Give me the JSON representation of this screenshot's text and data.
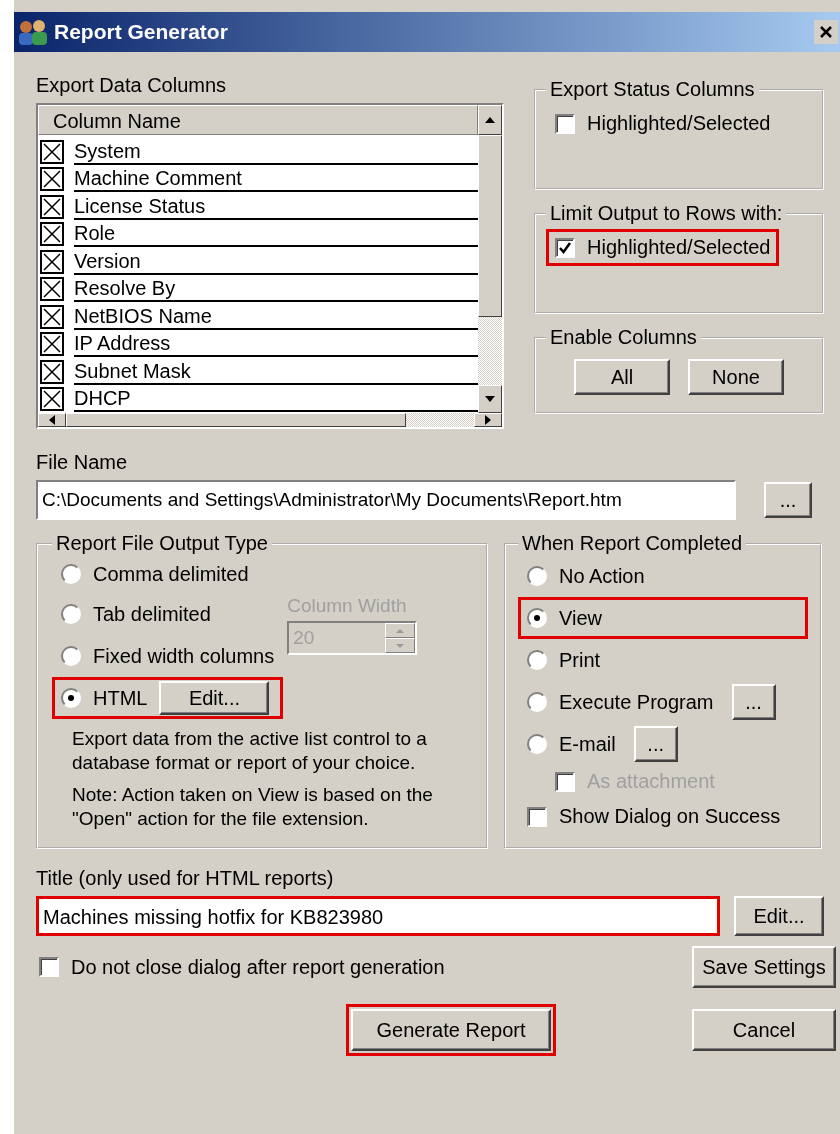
{
  "window": {
    "title": "Report Generator"
  },
  "export_data_columns": {
    "label": "Export Data Columns",
    "header": "Column Name",
    "items": [
      {
        "label": "System",
        "checked": true
      },
      {
        "label": "Machine Comment",
        "checked": true
      },
      {
        "label": "License Status",
        "checked": true
      },
      {
        "label": "Role",
        "checked": true
      },
      {
        "label": "Version",
        "checked": true
      },
      {
        "label": "Resolve By",
        "checked": true
      },
      {
        "label": "NetBIOS Name",
        "checked": true
      },
      {
        "label": "IP Address",
        "checked": true
      },
      {
        "label": "Subnet Mask",
        "checked": true
      },
      {
        "label": "DHCP",
        "checked": true
      }
    ]
  },
  "export_status_columns": {
    "label": "Export Status Columns",
    "option": {
      "label": "Highlighted/Selected",
      "checked": false
    }
  },
  "limit_output": {
    "label": "Limit Output to Rows with:",
    "option": {
      "label": "Highlighted/Selected",
      "checked": true,
      "highlighted": true
    }
  },
  "enable_columns": {
    "label": "Enable Columns",
    "buttons": [
      "All",
      "None"
    ]
  },
  "file_name": {
    "label": "File Name",
    "value": "C:\\Documents and Settings\\Administrator\\My Documents\\Report.htm",
    "browse": "..."
  },
  "output_type": {
    "label": "Report File Output Type",
    "options": [
      {
        "label": "Comma delimited",
        "selected": false,
        "highlighted": false
      },
      {
        "label": "Tab delimited",
        "selected": false,
        "highlighted": false
      },
      {
        "label": "Fixed width columns",
        "selected": false,
        "highlighted": false
      },
      {
        "label": "HTML",
        "selected": true,
        "highlighted": true
      }
    ],
    "column_width": {
      "label": "Column Width",
      "value": "20",
      "disabled": true
    },
    "edit_button": "Edit...",
    "description": "Export data from the active list control to a database format or report of your choice.",
    "note": "Note: Action taken on View is based on the \"Open\" action for the file extension."
  },
  "when_completed": {
    "label": "When Report Completed",
    "options": [
      {
        "label": "No Action",
        "selected": false,
        "highlighted": false
      },
      {
        "label": "View",
        "selected": true,
        "highlighted": true
      },
      {
        "label": "Print",
        "selected": false,
        "highlighted": false
      },
      {
        "label": "Execute Program",
        "selected": false,
        "highlighted": false,
        "button": "..."
      },
      {
        "label": "E-mail",
        "selected": false,
        "highlighted": false,
        "button": "..."
      }
    ],
    "attachment": {
      "label": "As attachment",
      "checked": false,
      "disabled": true
    },
    "show_dialog": {
      "label": "Show Dialog on Success",
      "checked": false
    }
  },
  "title_field": {
    "label": "Title (only used for HTML reports)",
    "value": "Machines missing hotfix for KB823980",
    "highlighted": true,
    "edit_button": "Edit..."
  },
  "do_not_close": {
    "label": "Do not close dialog after report generation",
    "checked": false
  },
  "save_button": {
    "label": "Save Settings"
  },
  "generate_button": {
    "label": "Generate Report",
    "highlighted": true
  },
  "cancel_button": {
    "label": "Cancel"
  }
}
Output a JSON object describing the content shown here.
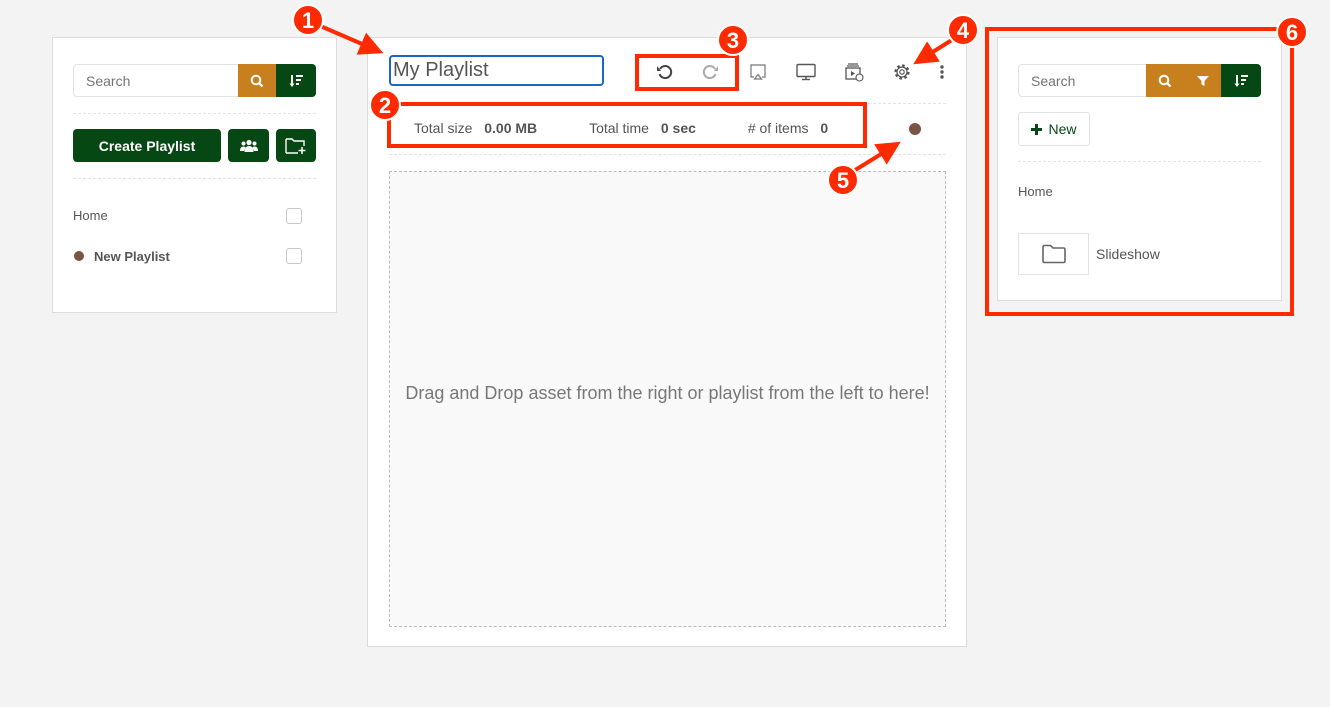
{
  "left": {
    "search_placeholder": "Search",
    "create_label": "Create Playlist",
    "items": [
      {
        "label": "Home"
      },
      {
        "label": "New Playlist",
        "dot_color": "#7a5444"
      }
    ]
  },
  "center": {
    "title_value": "My Playlist",
    "stats": {
      "size_label": "Total size",
      "size_value": "0.00 MB",
      "time_label": "Total time",
      "time_value": "0 sec",
      "items_label": "# of items",
      "items_value": "0"
    },
    "status_dot_color": "#7a5444",
    "drop_text": "Drag and Drop asset from the right or playlist from the left to here!"
  },
  "right": {
    "search_placeholder": "Search",
    "new_label": "New",
    "breadcrumb": "Home",
    "folders": [
      {
        "label": "Slideshow",
        "icon": "folder-icon"
      }
    ]
  },
  "colors": {
    "accent_gold": "#c8801e",
    "accent_green": "#064814",
    "annotation": "#ff2a00"
  },
  "annotations": [
    "1",
    "2",
    "3",
    "4",
    "5",
    "6"
  ]
}
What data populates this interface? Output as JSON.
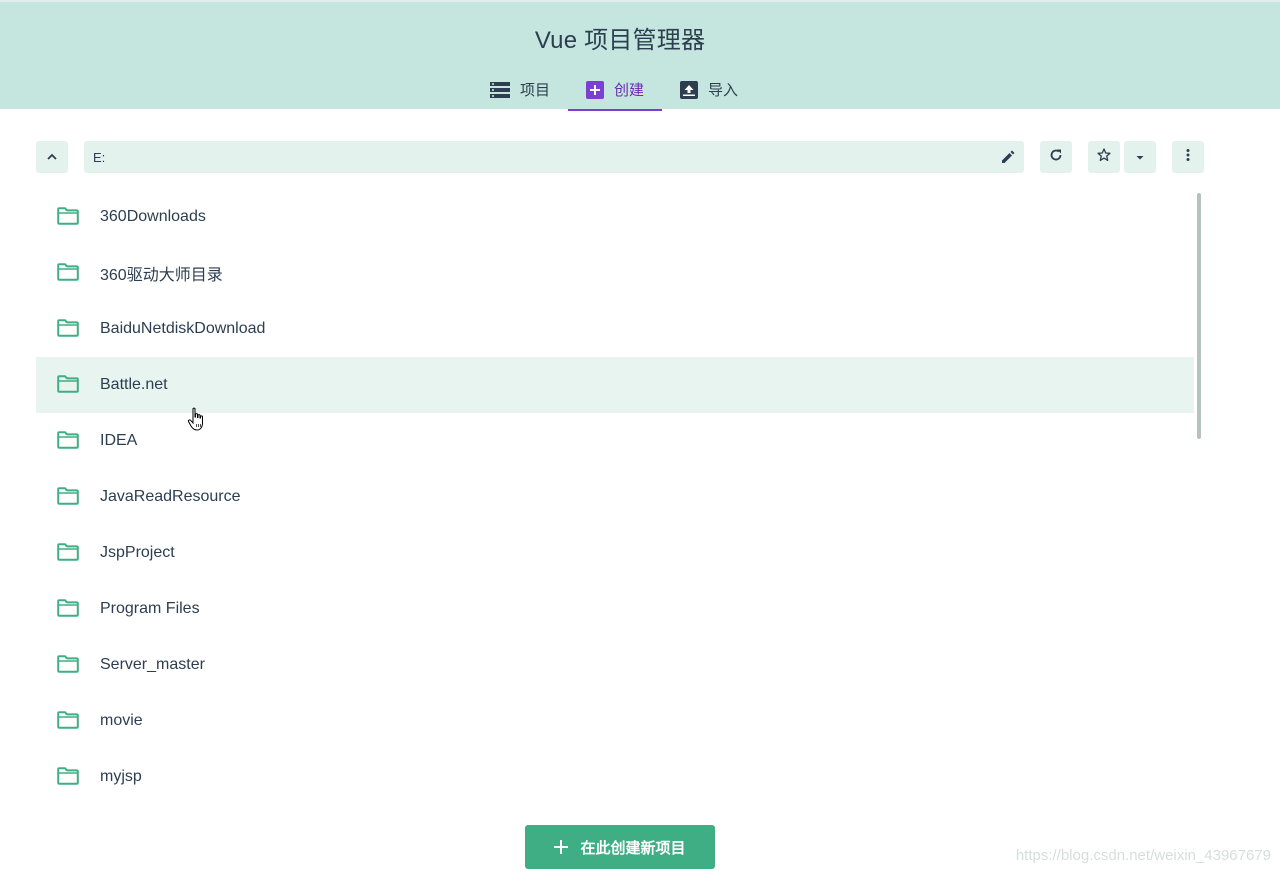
{
  "app": {
    "title": "Vue 项目管理器"
  },
  "tabs": [
    {
      "label": "项目",
      "icon": "list-icon",
      "active": false
    },
    {
      "label": "创建",
      "icon": "add-box-icon",
      "active": true
    },
    {
      "label": "导入",
      "icon": "import-icon",
      "active": false
    }
  ],
  "toolbar": {
    "path_value": "E:"
  },
  "folders": [
    {
      "name": "360Downloads"
    },
    {
      "name": "360驱动大师目录"
    },
    {
      "name": "BaiduNetdiskDownload"
    },
    {
      "name": "Battle.net",
      "hovered": true
    },
    {
      "name": "IDEA"
    },
    {
      "name": "JavaReadResource"
    },
    {
      "name": "JspProject"
    },
    {
      "name": "Program Files"
    },
    {
      "name": "Server_master"
    },
    {
      "name": "movie"
    },
    {
      "name": "myjsp"
    }
  ],
  "actions": {
    "create_label": "在此创建新项目"
  },
  "watermark": "https://blog.csdn.net/weixin_43967679",
  "colors": {
    "header_bg": "#c4e6de",
    "accent_purple": "#7b3fd1",
    "folder_green": "#3fae85",
    "button_green": "#3fae85"
  }
}
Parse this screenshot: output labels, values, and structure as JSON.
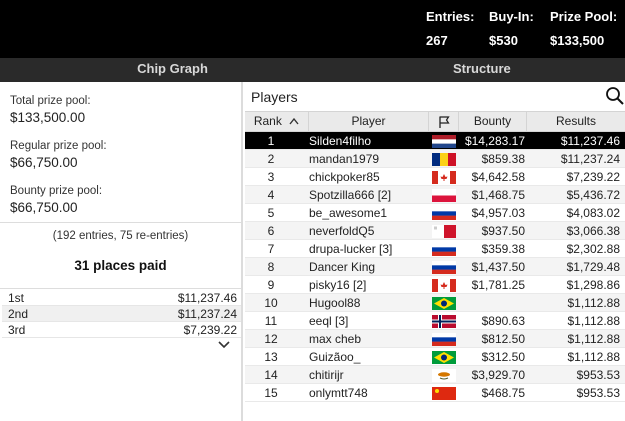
{
  "header": {
    "stats": [
      {
        "label": "Entries:",
        "value": "267"
      },
      {
        "label": "Buy-In:",
        "value": "$530"
      },
      {
        "label": "Prize Pool:",
        "value": "$133,500"
      }
    ]
  },
  "tabs": [
    {
      "label": "Chip Graph"
    },
    {
      "label": "Structure"
    }
  ],
  "left": {
    "pools": [
      {
        "label": "Total prize pool:",
        "value": "$133,500.00"
      },
      {
        "label": "Regular prize pool:",
        "value": "$66,750.00"
      },
      {
        "label": "Bounty prize pool:",
        "value": "$66,750.00"
      }
    ],
    "entries_note": "(192 entries, 75 re-entries)",
    "places_paid": "31 places paid",
    "payouts": [
      {
        "place": "1st",
        "amount": "$11,237.46"
      },
      {
        "place": "2nd",
        "amount": "$11,237.24"
      },
      {
        "place": "3rd",
        "amount": "$7,239.22"
      }
    ],
    "expand_icon": "chevron-down-icon"
  },
  "players": {
    "title": "Players",
    "search_icon": "search-icon",
    "columns": {
      "rank": "Rank",
      "player": "Player",
      "flag_icon": "flag-icon",
      "bounty": "Bounty",
      "results": "Results"
    },
    "sort_icon": "sort-ascending-icon",
    "rows": [
      {
        "rank": "1",
        "player": "Silden4filho",
        "country": "netherlands",
        "bounty": "$14,283.17",
        "results": "$11,237.46",
        "selected": true
      },
      {
        "rank": "2",
        "player": "mandan1979",
        "country": "romania",
        "bounty": "$859.38",
        "results": "$11,237.24"
      },
      {
        "rank": "3",
        "player": "chickpoker85",
        "country": "canada",
        "bounty": "$4,642.58",
        "results": "$7,239.22"
      },
      {
        "rank": "4",
        "player": "Spotzilla666 [2]",
        "country": "poland",
        "bounty": "$1,468.75",
        "results": "$5,436.72"
      },
      {
        "rank": "5",
        "player": "be_awesome1",
        "country": "russia",
        "bounty": "$4,957.03",
        "results": "$4,083.02"
      },
      {
        "rank": "6",
        "player": "neverfoldQ5",
        "country": "malta",
        "bounty": "$937.50",
        "results": "$3,066.38"
      },
      {
        "rank": "7",
        "player": "drupa-lucker [3]",
        "country": "russia",
        "bounty": "$359.38",
        "results": "$2,302.88"
      },
      {
        "rank": "8",
        "player": "Dancer King",
        "country": "russia",
        "bounty": "$1,437.50",
        "results": "$1,729.48"
      },
      {
        "rank": "9",
        "player": "pisky16 [2]",
        "country": "canada",
        "bounty": "$1,781.25",
        "results": "$1,298.86"
      },
      {
        "rank": "10",
        "player": "Hugool88",
        "country": "brazil",
        "bounty": "",
        "results": "$1,112.88"
      },
      {
        "rank": "11",
        "player": "eeql [3]",
        "country": "norway",
        "bounty": "$890.63",
        "results": "$1,112.88"
      },
      {
        "rank": "12",
        "player": "max cheb",
        "country": "russia",
        "bounty": "$812.50",
        "results": "$1,112.88"
      },
      {
        "rank": "13",
        "player": "Guizãoo_",
        "country": "brazil",
        "bounty": "$312.50",
        "results": "$1,112.88"
      },
      {
        "rank": "14",
        "player": "chitirijr",
        "country": "cyprus",
        "bounty": "$3,929.70",
        "results": "$953.53"
      },
      {
        "rank": "15",
        "player": "onlymtt748",
        "country": "china",
        "bounty": "$468.75",
        "results": "$953.53"
      }
    ]
  }
}
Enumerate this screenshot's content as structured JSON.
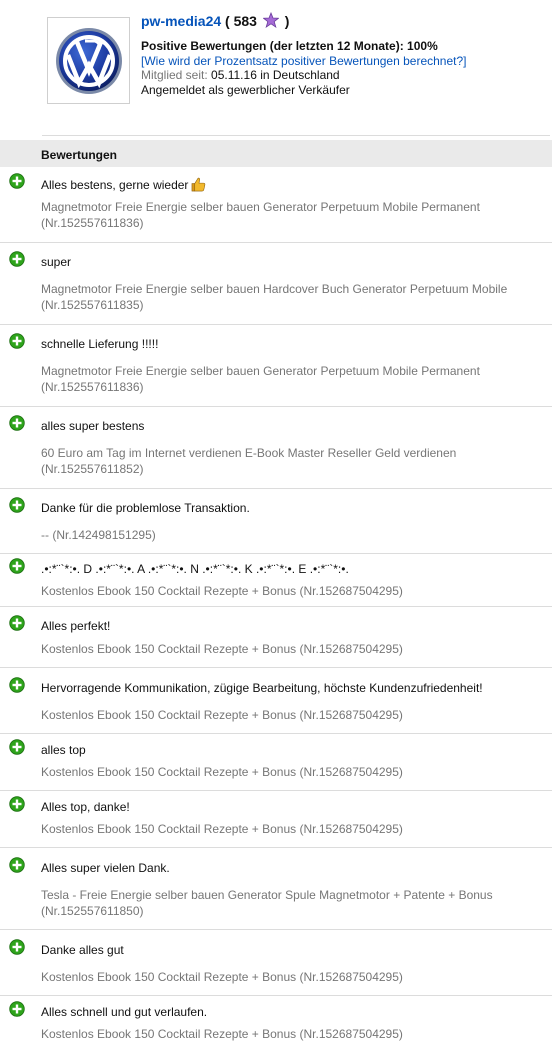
{
  "seller": {
    "name": "pw-media24",
    "score_open": "(",
    "score": "583",
    "score_close": ")",
    "positive_line": "Positive Bewertungen (der letzten 12 Monate): 100%",
    "calc_link": "[Wie wird der Prozentsatz positiver Bewertungen berechnet?]",
    "member_label": "Mitglied seit:",
    "member_since": "05.11.16 in Deutschland",
    "seller_type": "Angemeldet als gewerblicher Verkäufer",
    "star_color": "#a56bd6"
  },
  "section_title": "Bewertungen",
  "colors": {
    "plus_green": "#2ea41b",
    "link_blue": "#0654ba",
    "thumb_yellow": "#f2b92c"
  },
  "feedback": [
    {
      "comment": "Alles bestens, gerne wieder",
      "thumb": true,
      "item": "Magnetmotor Freie Energie selber bauen Generator Perpetuum Mobile Permanent (Nr.152557611836)"
    },
    {
      "comment": "super",
      "item": "Magnetmotor Freie Energie selber bauen Hardcover Buch Generator Perpetuum Mobile (Nr.152557611835)"
    },
    {
      "comment": "schnelle Lieferung !!!!!",
      "item": "Magnetmotor Freie Energie selber bauen Generator Perpetuum Mobile Permanent (Nr.152557611836)"
    },
    {
      "comment": "alles super bestens",
      "item": "60 Euro am Tag im Internet verdienen E-Book Master Reseller Geld verdienen (Nr.152557611852)"
    },
    {
      "comment": "Danke für die problemlose Transaktion.",
      "item": "-- (Nr.142498151295)"
    },
    {
      "comment": ".•:*¨`*:•. D .•:*¨`*:•. A .•:*¨`*:•. N .•:*¨`*:•. K .•:*¨`*:•. E .•:*¨`*:•.",
      "item": "Kostenlos Ebook 150 Cocktail Rezepte + Bonus (Nr.152687504295)"
    },
    {
      "comment": "Alles perfekt!",
      "item": "Kostenlos Ebook 150 Cocktail Rezepte + Bonus (Nr.152687504295)"
    },
    {
      "comment": "Hervorragende Kommunikation, zügige Bearbeitung, höchste Kundenzufriedenheit!",
      "item": "Kostenlos Ebook 150 Cocktail Rezepte + Bonus (Nr.152687504295)"
    },
    {
      "comment": "alles top",
      "item": "Kostenlos Ebook 150 Cocktail Rezepte + Bonus (Nr.152687504295)"
    },
    {
      "comment": "Alles top, danke!",
      "item": "Kostenlos Ebook 150 Cocktail Rezepte + Bonus (Nr.152687504295)"
    },
    {
      "comment": "Alles super vielen Dank.",
      "item": "Tesla - Freie Energie selber bauen Generator Spule Magnetmotor + Patente + Bonus (Nr.152557611850)"
    },
    {
      "comment": "Danke alles gut",
      "item": "Kostenlos Ebook 150 Cocktail Rezepte + Bonus (Nr.152687504295)"
    },
    {
      "comment": "Alles schnell und gut verlaufen.",
      "item": "Kostenlos Ebook 150 Cocktail Rezepte + Bonus (Nr.152687504295)"
    }
  ]
}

= = = = = = =

**What is expected**
In the records above, locate the lines holding the word "View". Copy each of them.

**Full solution**
    "note": "Note: Action taken on View is based on the \"Open\" action for the file extension."
        "label": "View",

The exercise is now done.